SUPPLIED DATA =
╔══
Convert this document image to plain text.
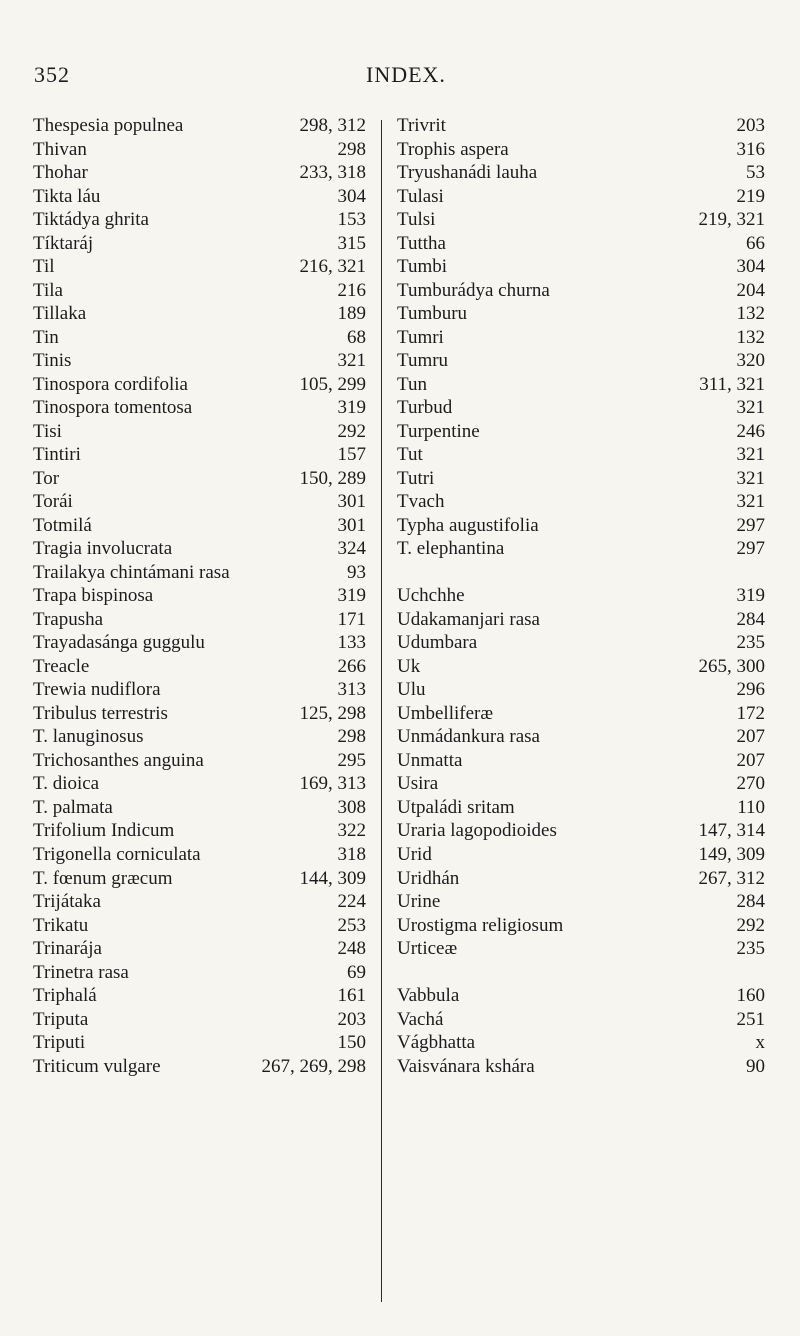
352	INDEX.
Thespesia populnea	298, 312
Thivan	298
Thohar	233, 318
Tikta láu	304
Tiktádya ghrita	153
Tíktaráj	315
Til	216, 321
Tila	216
Tillaka	189
Tin	68
Tinis	321
Tinospora cordifolia	105, 299
Tinospora tomentosa	319
Tisi	292
Tintiri	157
Tor	150, 289
Torái	301
Totmilá	301
Tragia involucrata	324
Trailakya chintámani rasa	93
Trapa bispinosa	319
Trapusha	171
Trayadasánga guggulu	133
Treacle	266
Trewia nudiflora	313
Tribulus terrestris	125, 298
T. lanuginosus	298
Trichosanthes anguina	295
T. dioica	169, 313
T. palmata	308
Trifolium Indicum	322
Trigonella corniculata	318
T. fœnum græcum	144, 309
Trijátaka	224
Trikatu	253
Trinarája	248
Trinetra rasa	69
Triphalá	161
Triputa	203
Triputi	150
Triticum vulgare	267, 269, 298
Trivrit	203
Trophis aspera	316
Tryushanádi lauha	53
Tulasi	219
Tulsi	219, 321
Tuttha	66
Tumbi	304
Tumburádya churna	204
Tumburu	132
Tumri	132
Tumru	320
Tun	311, 321
Turbud	321
Turpentine	246
Tut	321
Tutri	321
Tvach	321
Typha augustifolia	297
T. elephantina	297
Uchchhe	319
Udakamanjari rasa	284
Udumbara	235
Uk	265, 300
Ulu	296
Umbelliferæ	172
Unmádankura rasa	207
Unmatta	207
Usira	270
Utpaládi sritam	110
Uraria lagopodioides	147, 314
Urid	149, 309
Uridhán	267, 312
Urine	284
Urostigma religiosum	292
Urticeæ	235
Vabbula	160
Vachá	251
Vágbhatta	x
Vaisvánara kshára	90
╚══
Your copy should match the records word for word, with the pictures removed.

Convert this document image to plain text.
352	INDEX.
Thespesia populnea	298, 312
Thivan	298
Thohar	233, 318
Tikta láu	304
Tiktádya ghrita	153
Tíktaráj	315
Til	216, 321
Tila	216
Tillaka	189
Tin	68
Tinis	321
Tinospora cordifolia	105, 299
Tinospora tomentosa	319
Tisi	292
Tintiri	157
Tor	150, 289
Torái	301
Totmilá	301
Tragia involucrata	324
Trailakya chintámani rasa	93
Trapa bispinosa	319
Trapusha	171
Trayadasánga guggulu	133
Treacle	266
Trewia nudiflora	313
Tribulus terrestris	125, 298
T. lanuginosus	298
Trichosanthes anguina	295
T. dioica	169, 313
T. palmata	308
Trifolium Indicum	322
Trigonella corniculata	318
T. fœnum græcum	144, 309
Trijátaka	224
Trikatu	253
Trinarája	248
Trinetra rasa	69
Triphalá	161
Triputa	203
Triputi	150
Triticum vulgare	267, 269, 298
Trivrit	203
Trophis aspera	316
Tryushanádi lauha	53
Tulasi	219
Tulsi	219, 321
Tuttha	66
Tumbi	304
Tumburádya churna	204
Tumburu	132
Tumri	132
Tumru	320
Tun	311, 321
Turbud	321
Turpentine	246
Tut	321
Tutri	321
Tvach	321
Typha augustifolia	297
T. elephantina	297
Uchchhe	319
Udakamanjari rasa	284
Udumbara	235
Uk	265, 300
Ulu	296
Umbelliferæ	172
Unmádankura rasa	207
Unmatta	207
Usira	270
Utpaládi sritam	110
Uraria lagopodioides	147, 314
Urid	149, 309
Uridhán	267, 312
Urine	284
Urostigma religiosum	292
Urticeæ	235
Vabbula	160
Vachá	251
Vágbhatta	x
Vaisvánara kshára	90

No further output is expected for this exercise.